Every record must be written out once more, with nothing added or omitted.

--- Start Data to process ---

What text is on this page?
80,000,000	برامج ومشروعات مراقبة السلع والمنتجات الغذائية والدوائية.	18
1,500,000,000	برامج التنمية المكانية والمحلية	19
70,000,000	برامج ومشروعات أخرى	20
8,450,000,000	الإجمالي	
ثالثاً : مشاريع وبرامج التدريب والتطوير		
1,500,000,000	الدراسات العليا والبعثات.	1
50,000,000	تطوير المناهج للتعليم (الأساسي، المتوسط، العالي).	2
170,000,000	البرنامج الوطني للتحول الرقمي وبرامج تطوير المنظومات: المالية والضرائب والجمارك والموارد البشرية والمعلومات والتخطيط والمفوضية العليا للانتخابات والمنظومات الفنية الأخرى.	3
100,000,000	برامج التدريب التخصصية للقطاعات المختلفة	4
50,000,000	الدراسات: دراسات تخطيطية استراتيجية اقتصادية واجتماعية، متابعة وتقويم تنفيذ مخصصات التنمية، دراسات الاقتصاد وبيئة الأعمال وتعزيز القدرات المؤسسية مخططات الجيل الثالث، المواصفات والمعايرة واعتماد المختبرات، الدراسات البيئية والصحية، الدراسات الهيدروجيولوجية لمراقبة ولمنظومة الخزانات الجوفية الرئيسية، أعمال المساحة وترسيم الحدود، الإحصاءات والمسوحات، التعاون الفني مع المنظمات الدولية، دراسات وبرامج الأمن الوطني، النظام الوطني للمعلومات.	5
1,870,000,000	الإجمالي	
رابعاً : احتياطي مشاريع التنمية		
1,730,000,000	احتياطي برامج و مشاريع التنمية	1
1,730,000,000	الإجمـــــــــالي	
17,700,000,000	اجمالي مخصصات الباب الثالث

--- End Data to process ---

• **Answer to the problem**
What text is on this page?
80,000,000	برامج ومشروعات مراقبة السلع والمنتجات الغذائية والدوائية.	18
1,500,000,000	برامج التنمية المكانية والمحلية	19
70,000,000	برامج ومشروعات أخرى	20
8,450,000,000	الإجمالي	
ثالثاً : مشاريع وبرامج التدريب والتطوير		
1,500,000,000	الدراسات العليا والبعثات.	1
50,000,000	تطوير المناهج للتعليم (الأساسي، المتوسط، العالي).	2
170,000,000	البرنامج الوطني للتحول الرقمي وبرامج تطوير المنظومات: المالية والضرائب والجمارك والموارد البشرية والمعلومات والتخطيط والمفوضية العليا للانتخابات والمنظومات الفنية الأخرى.	3
100,000,000	برامج التدريب التخصصية للقطاعات المختلفة	4
50,000,000	الدراسات: دراسات تخطيطية استراتيجية اقتصادية واجتماعية، متابعة وتقويم تنفيذ مخصصات التنمية، دراسات الاقتصاد وبيئة الأعمال وتعزيز القدرات المؤسسية مخططات الجيل الثالث، المواصفات والمعايرة واعتماد المختبرات، الدراسات البيئية والصحية، الدراسات الهيدروجيولوجية لمراقبة ولمنظومة الخزانات الجوفية الرئيسية، أعمال المساحة وترسيم الحدود، الإحصاءات والمسوحات، التعاون الفني مع المنظمات الدولية، دراسات وبرامج الأمن الوطني، النظام الوطني للمعلومات.	5
1,870,000,000	الإجمالي	
رابعاً : احتياطي مشاريع التنمية		
1,730,000,000	احتياطي برامج و مشاريع التنمية	1
1,730,000,000	الإجمـــــــــالي	
17,700,000,000	اجمالي مخصصات الباب الثالث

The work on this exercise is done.